## What you will do
Using the data below, copy each line that includes the word "this".

"""

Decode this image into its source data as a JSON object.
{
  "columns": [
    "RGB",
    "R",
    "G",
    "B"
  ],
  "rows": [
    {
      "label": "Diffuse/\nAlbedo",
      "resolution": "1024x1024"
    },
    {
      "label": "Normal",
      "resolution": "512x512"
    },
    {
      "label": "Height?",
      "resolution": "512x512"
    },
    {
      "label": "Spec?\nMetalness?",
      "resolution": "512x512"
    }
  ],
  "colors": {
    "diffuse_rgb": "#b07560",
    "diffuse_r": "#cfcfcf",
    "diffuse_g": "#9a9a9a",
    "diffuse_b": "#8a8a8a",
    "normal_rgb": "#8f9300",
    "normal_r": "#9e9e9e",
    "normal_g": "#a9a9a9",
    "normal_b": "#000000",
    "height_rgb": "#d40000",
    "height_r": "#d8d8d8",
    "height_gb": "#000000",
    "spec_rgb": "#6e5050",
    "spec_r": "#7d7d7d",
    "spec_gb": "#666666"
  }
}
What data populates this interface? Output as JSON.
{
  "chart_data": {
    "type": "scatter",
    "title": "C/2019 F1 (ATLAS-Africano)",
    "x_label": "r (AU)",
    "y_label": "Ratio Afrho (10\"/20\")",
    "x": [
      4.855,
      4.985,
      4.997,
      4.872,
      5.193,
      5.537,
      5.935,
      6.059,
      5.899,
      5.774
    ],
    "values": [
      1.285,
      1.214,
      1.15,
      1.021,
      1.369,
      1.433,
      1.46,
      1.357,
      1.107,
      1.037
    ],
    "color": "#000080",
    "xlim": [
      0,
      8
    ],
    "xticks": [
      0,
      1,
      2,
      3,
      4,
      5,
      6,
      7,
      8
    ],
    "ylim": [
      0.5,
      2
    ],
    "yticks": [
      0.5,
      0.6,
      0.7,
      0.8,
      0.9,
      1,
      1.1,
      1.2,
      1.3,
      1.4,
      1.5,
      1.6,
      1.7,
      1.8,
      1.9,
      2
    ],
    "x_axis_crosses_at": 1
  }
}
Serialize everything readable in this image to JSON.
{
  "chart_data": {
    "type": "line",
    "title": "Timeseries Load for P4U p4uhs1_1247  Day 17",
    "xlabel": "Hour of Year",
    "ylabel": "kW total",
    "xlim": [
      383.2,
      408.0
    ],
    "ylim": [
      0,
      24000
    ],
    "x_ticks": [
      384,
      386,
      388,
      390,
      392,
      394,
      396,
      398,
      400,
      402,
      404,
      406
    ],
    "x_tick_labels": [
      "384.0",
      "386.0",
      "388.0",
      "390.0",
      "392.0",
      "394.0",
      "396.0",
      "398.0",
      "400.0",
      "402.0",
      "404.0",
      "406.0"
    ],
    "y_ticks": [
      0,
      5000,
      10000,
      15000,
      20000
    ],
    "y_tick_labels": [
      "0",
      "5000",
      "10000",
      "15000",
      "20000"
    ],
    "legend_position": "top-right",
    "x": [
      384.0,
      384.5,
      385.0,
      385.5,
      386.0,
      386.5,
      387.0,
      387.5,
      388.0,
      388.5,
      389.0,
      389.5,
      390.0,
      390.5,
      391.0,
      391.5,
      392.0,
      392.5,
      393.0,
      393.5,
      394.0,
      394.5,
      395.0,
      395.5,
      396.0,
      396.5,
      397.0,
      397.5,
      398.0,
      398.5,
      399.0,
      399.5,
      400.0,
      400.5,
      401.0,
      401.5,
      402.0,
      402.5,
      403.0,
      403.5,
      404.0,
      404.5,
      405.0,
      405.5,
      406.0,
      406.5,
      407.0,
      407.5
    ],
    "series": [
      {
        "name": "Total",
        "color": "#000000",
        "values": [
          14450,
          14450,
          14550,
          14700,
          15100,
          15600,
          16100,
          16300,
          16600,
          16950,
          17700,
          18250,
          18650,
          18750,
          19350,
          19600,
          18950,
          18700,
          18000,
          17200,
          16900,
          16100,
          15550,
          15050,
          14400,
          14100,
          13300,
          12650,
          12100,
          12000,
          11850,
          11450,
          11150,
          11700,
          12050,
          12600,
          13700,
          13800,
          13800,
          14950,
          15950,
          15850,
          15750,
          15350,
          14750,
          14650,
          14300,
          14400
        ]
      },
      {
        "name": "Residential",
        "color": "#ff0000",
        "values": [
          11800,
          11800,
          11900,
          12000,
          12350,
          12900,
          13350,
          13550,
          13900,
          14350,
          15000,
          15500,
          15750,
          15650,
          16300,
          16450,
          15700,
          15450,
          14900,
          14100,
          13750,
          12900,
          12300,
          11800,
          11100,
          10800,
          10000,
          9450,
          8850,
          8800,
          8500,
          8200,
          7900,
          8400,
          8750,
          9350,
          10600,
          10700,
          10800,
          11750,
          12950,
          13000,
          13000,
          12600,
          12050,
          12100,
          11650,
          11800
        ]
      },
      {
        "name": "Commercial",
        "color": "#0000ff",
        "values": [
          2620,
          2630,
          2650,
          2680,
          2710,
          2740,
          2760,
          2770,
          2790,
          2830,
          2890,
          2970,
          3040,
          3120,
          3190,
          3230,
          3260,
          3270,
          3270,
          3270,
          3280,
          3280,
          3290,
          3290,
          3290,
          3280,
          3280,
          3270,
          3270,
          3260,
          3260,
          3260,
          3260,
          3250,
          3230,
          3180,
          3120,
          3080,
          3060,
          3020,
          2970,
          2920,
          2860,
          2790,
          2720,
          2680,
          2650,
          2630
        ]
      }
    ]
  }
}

"""

## Solution below
Decode this image into its source data as a JSON object.
What data populates this interface? Output as JSON.
Serialize everything readable in this image to JSON.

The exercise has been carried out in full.